- **SHORT TASK**: Locate and copy all lines bearing the word "Sessions".

Extracted records

● ● ● ● ●

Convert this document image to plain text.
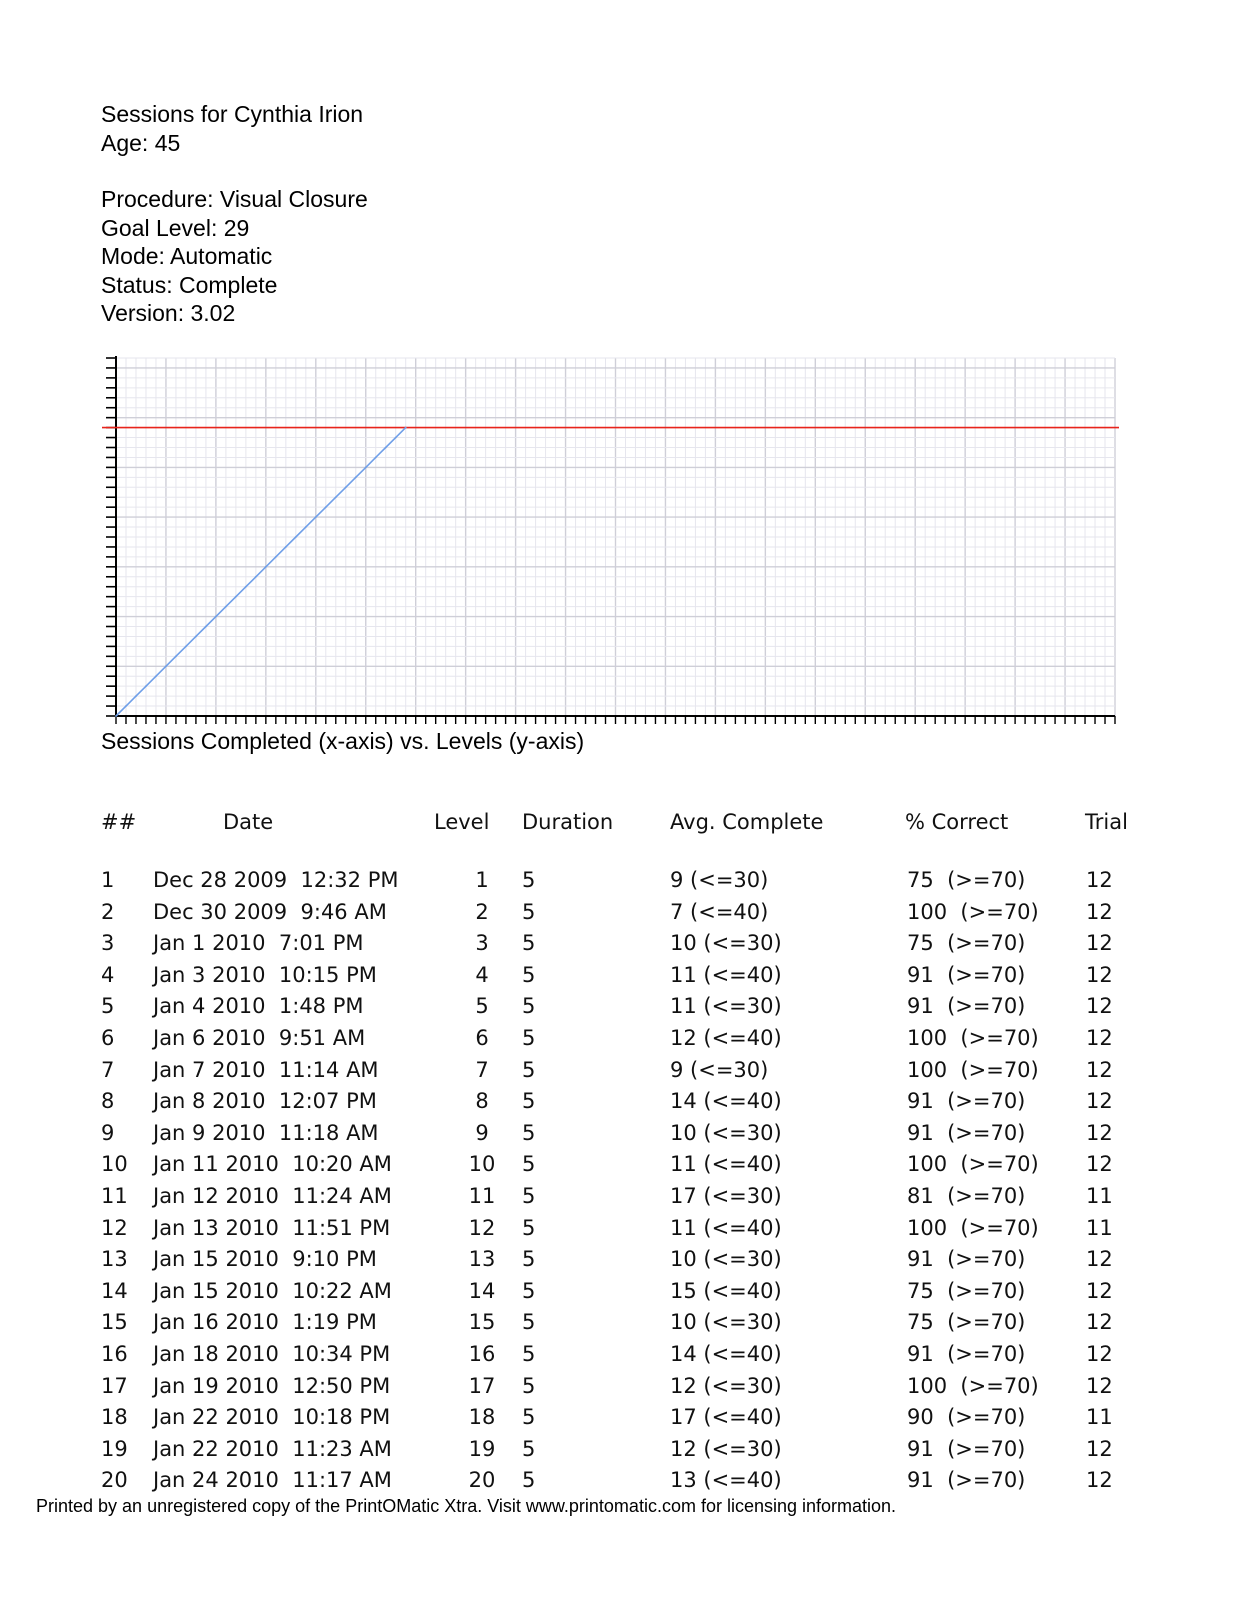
Sessions for Cynthia Irion
Age: 45
Procedure: Visual Closure
Goal Level: 29
Mode: Automatic
Status: Complete
Version: 3.02
Sessions Completed (x-axis) vs. Levels (y-axis)
##	Date	Level Duration	Avg. Complete	% Correct	Trial
1 Dec 28 2009  12:32 PM	1 5	9 (<=30)	75  (>=70)	12
2 Dec 30 2009  9:46 AM	2 5	7 (<=40)	100  (>=70) 12
3 Jan 1 2010  7:01 PM	3 5	10 (<=30)	75  (>=70)	12
4 Jan 3 2010  10:15 PM	4 5	11 (<=40)	91  (>=70)	12
5 Jan 4 2010  1:48 PM	5 5	11 (<=30)	91  (>=70)	12
6 Jan 6 2010  9:51 AM	6 5	12 (<=40)	100  (>=70) 12
7 Jan 7 2010  11:14 AM	7 5	9 (<=30)	100  (>=70) 12
8 Jan 8 2010  12:07 PM	8 5	14 (<=40)	91  (>=70)	12
9 Jan 9 2010  11:18 AM	9 5	10 (<=30)	91  (>=70)	12
10 Jan 11 2010  10:20 AM	10 5	11 (<=40)	100  (>=70) 12
11 Jan 12 2010  11:24 AM	11 5	17 (<=30)	81  (>=70)	11
12 Jan 13 2010  11:51 PM	12 5	11 (<=40)	100  (>=70) 11
13 Jan 15 2010  9:10 PM	13 5	10 (<=30)	91  (>=70)	12
14 Jan 15 2010  10:22 AM	14 5	15 (<=40)	75  (>=70)	12
15 Jan 16 2010  1:19 PM	15 5	10 (<=30)	75  (>=70)	12
16 Jan 18 2010  10:34 PM	16 5	14 (<=40)	91  (>=70)	12
17 Jan 19 2010  12:50 PM	17 5	12 (<=30)	100  (>=70) 12
18 Jan 22 2010  10:18 PM	18 5	17 (<=40)	90  (>=70)	11
19 Jan 22 2010  11:23 AM	19 5	12 (<=30)	91  (>=70)	12
20 Jan 24 2010  11:17 AM	20 5	13 (<=40)	91  (>=70)	12
Printed by an unregistered copy of the PrintOMatic Xtra. Visit www.printomatic.com for licensing information.
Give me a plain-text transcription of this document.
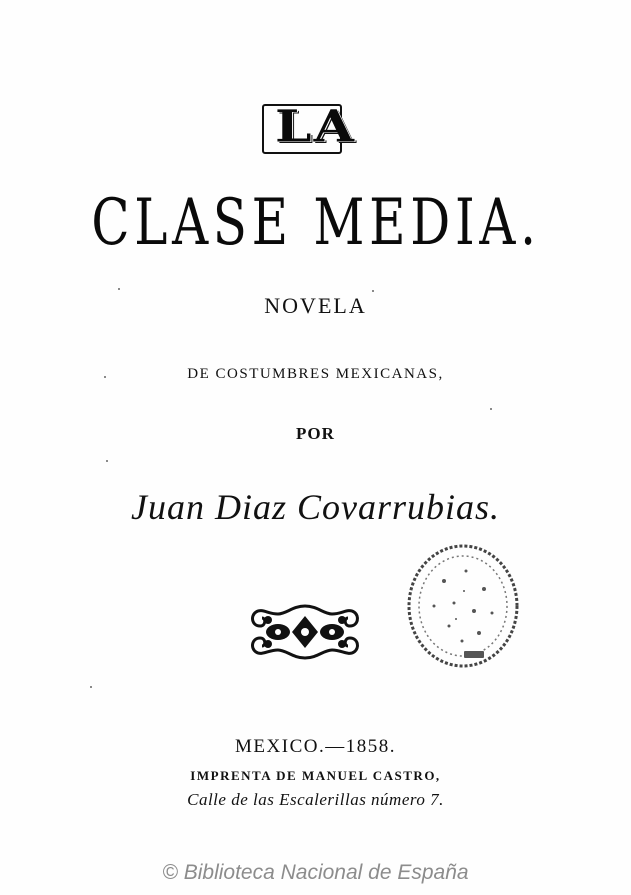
LA
CLASE MEDIA.
NOVELA
DE COSTUMBRES MEXICANAS,
POR
Juan Diaz Covarrubias.
MEXICO.—1858.
IMPRENTA DE MANUEL CASTRO,
Calle de las Escalerillas número 7.
© Biblioteca Nacional de España
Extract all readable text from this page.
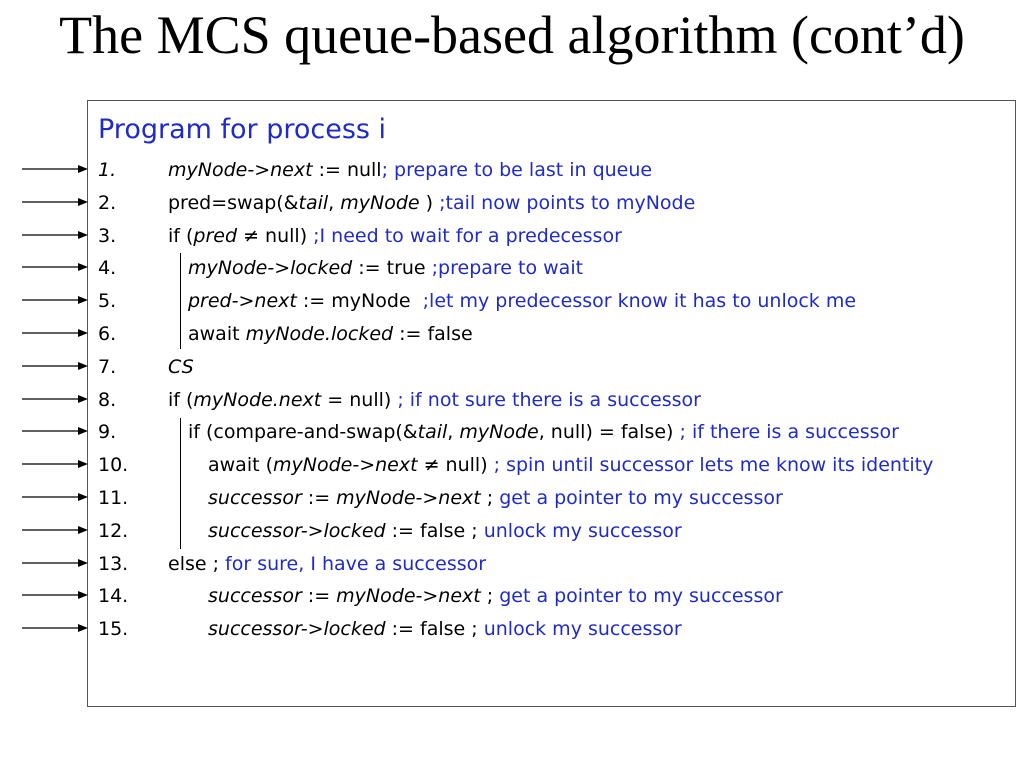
The MCS queue-based algorithm (cont’d)
Program for process i
1.	myNode->next := null; prepare to be last in queue
2.	pred=swap(&tail, myNode ) ;tail now points to myNode
3.	if (pred ≠ null) ;I need to wait for a predecessor
4.	myNode->locked := true ;prepare to wait
5.	pred->next := myNode  ;let my predecessor know it has to unlock me
6.	await myNode.locked := false
7.	CS
8.	if (myNode.next = null) ; if not sure there is a successor
9.	if (compare-and-swap(&tail, myNode, null) = false) ; if there is a successor
10.	await (myNode->next ≠ null) ; spin until successor lets me know its identity
11.	successor := myNode->next ; get a pointer to my successor
12.	successor->locked := false ; unlock my successor
13. else ; for sure, I have a successor
14.	successor := myNode->next ; get a pointer to my successor
15.	successor->locked := false ; unlock my successor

● ● ● ● ●

- **FINISHED ANSWER**:
Sessions for Cynthia Irion
Sessions Completed (x-axis) vs. Levels (y-axis)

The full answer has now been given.